SOURCE RECORDS:

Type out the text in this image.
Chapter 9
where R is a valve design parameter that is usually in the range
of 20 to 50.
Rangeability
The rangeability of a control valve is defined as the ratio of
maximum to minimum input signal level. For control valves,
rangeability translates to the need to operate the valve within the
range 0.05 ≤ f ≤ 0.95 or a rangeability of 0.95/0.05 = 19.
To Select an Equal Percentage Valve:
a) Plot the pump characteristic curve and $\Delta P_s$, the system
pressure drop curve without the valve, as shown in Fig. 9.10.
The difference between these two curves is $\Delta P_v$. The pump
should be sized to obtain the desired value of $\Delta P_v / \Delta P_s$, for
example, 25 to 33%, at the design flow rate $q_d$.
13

--

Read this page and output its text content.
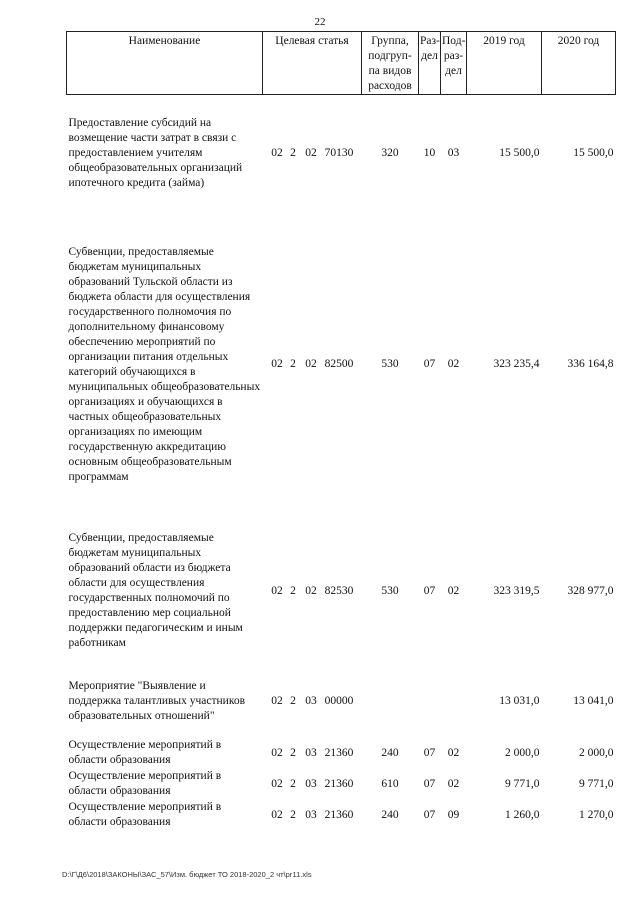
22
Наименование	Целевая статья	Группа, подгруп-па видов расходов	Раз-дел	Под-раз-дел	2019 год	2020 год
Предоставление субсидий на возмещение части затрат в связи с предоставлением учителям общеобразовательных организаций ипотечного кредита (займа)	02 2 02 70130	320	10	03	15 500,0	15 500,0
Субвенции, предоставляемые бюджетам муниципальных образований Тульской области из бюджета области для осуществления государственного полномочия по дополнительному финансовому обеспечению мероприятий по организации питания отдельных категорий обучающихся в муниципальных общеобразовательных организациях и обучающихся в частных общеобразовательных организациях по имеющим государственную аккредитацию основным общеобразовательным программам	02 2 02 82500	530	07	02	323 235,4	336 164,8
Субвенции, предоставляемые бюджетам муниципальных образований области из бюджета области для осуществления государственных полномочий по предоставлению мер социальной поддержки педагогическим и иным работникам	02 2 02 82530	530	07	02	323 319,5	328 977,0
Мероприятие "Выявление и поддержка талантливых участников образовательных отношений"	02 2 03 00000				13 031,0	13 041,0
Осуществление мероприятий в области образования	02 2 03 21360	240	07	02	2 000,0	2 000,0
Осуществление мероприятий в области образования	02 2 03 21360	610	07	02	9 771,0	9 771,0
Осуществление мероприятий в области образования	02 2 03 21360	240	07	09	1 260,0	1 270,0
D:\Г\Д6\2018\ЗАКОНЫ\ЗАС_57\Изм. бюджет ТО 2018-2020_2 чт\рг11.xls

OBJECTIVE:
From the data above, gather every line that includes the word "pump".

THE SOLUTION:
a) Plot the pump characteristic curve and $\Delta P_s$, the system
The difference between these two curves is $\Delta P_v$. The pump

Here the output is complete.